CHALLENGE
Reproduce everything from the first of the rows below down to the line containing "y-tick-label: IMPROVE DIGITAL", word for word, including both of those lines.

SUPPLIED RECORDS
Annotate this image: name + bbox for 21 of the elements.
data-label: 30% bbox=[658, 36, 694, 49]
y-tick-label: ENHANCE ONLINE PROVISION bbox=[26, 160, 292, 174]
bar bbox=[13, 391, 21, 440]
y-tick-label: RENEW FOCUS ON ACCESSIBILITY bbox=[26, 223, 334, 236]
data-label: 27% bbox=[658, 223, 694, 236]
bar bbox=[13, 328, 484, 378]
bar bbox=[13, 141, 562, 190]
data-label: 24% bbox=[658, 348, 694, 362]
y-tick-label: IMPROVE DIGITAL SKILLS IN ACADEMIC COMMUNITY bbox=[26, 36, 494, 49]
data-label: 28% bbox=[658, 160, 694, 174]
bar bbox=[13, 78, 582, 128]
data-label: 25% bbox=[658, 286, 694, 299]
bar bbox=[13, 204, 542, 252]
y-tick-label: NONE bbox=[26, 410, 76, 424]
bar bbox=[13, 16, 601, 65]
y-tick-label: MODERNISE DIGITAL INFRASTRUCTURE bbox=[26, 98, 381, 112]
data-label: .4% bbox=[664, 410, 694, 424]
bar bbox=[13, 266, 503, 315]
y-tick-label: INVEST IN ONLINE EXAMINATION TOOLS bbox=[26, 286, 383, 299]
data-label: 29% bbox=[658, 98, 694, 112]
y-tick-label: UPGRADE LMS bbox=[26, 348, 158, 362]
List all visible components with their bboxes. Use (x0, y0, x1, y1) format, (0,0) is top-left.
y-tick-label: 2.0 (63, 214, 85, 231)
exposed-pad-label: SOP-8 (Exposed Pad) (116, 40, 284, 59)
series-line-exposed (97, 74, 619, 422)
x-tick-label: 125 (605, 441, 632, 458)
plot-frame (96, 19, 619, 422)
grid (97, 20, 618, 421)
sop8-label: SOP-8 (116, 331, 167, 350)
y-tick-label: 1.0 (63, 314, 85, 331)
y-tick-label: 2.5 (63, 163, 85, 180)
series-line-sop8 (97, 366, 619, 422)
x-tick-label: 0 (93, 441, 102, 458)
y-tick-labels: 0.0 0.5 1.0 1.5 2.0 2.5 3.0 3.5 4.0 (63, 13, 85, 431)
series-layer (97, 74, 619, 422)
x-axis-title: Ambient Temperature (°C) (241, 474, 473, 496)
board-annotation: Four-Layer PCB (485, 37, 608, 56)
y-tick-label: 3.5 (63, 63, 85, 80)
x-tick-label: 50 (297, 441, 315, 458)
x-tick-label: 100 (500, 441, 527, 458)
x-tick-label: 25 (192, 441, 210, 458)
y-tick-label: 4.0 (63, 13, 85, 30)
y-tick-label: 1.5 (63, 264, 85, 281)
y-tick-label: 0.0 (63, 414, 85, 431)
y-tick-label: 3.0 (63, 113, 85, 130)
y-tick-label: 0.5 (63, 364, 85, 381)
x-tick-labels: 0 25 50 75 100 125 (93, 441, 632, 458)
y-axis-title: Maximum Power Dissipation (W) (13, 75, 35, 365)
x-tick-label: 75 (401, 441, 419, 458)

FULL OUTPUT
Annotate this image: name + bbox for 21 of the elements.
data-label: 30% bbox=[658, 36, 694, 49]
y-tick-label: ENHANCE ONLINE PROVISION bbox=[26, 160, 292, 174]
bar bbox=[13, 391, 21, 440]
y-tick-label: RENEW FOCUS ON ACCESSIBILITY bbox=[26, 223, 334, 236]
data-label: 27% bbox=[658, 223, 694, 236]
bar bbox=[13, 328, 484, 378]
bar bbox=[13, 141, 562, 190]
data-label: 24% bbox=[658, 348, 694, 362]
y-tick-label: IMPROVE DIGITAL SKILLS IN ACADEMIC COMMUNITY bbox=[26, 36, 494, 49]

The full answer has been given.